* THE DATA:
((

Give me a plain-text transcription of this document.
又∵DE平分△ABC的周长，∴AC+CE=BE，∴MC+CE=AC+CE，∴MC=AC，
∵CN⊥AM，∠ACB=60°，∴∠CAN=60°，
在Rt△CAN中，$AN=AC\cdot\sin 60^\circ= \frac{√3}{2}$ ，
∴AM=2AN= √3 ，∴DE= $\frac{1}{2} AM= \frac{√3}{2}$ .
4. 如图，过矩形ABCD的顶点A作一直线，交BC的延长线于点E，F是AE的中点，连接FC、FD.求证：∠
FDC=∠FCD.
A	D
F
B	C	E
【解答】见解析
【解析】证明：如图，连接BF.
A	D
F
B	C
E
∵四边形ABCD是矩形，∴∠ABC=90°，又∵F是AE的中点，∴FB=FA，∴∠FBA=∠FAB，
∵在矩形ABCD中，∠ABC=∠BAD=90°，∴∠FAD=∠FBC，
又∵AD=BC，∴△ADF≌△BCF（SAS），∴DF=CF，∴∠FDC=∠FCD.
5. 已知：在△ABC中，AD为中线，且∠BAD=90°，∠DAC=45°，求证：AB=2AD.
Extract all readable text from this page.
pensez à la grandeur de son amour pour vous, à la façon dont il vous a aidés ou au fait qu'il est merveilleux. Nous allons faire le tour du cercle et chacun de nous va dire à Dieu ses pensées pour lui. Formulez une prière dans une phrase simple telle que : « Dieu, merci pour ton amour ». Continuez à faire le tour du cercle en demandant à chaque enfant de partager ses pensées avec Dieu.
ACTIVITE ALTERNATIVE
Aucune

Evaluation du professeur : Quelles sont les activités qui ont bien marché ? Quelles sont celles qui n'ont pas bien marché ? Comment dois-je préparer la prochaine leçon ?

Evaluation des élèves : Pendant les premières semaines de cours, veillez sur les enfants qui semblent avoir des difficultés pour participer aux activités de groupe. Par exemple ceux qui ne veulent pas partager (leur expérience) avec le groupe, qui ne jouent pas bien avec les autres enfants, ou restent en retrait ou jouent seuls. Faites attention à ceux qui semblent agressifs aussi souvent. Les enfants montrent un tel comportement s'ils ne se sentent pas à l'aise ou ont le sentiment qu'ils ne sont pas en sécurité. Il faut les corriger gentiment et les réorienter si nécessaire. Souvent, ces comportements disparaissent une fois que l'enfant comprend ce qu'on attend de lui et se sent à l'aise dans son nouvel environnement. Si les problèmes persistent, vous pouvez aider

))

* PROBLEM: Find each line holding "activités". Copy it out.

* SOLUTION:
Evaluation du professeur : Quelles sont les activités qui ont bien marché ? Quelles sont celles qui n'ont pas bien marché ? Comment dois-je préparer la prochaine leçon ?
Evaluation des élèves : Pendant les premières semaines de cours, veillez sur les enfants qui semblent avoir des difficultés pour participer aux activités de groupe. Par exemple ceux qui ne veulent pas partager (leur expérience) avec le groupe, qui ne jouent pas bien avec les autres enfants, ou restent en retrait ou jouent seuls. Faites attention à ceux qui semblent agressifs aussi souvent. Les enfants montrent un tel comportement s'ils ne se sentent pas à l'aise ou ont le sentiment qu'ils ne sont pas en sécurité. Il faut les corriger gentiment et les réorienter si nécessaire. Souvent, ces comportements disparaissent une fois que l'enfant comprend ce qu'on attend de lui et se sent à l'aise dans son nouvel environnement. Si les problèmes persistent, vous pouvez aider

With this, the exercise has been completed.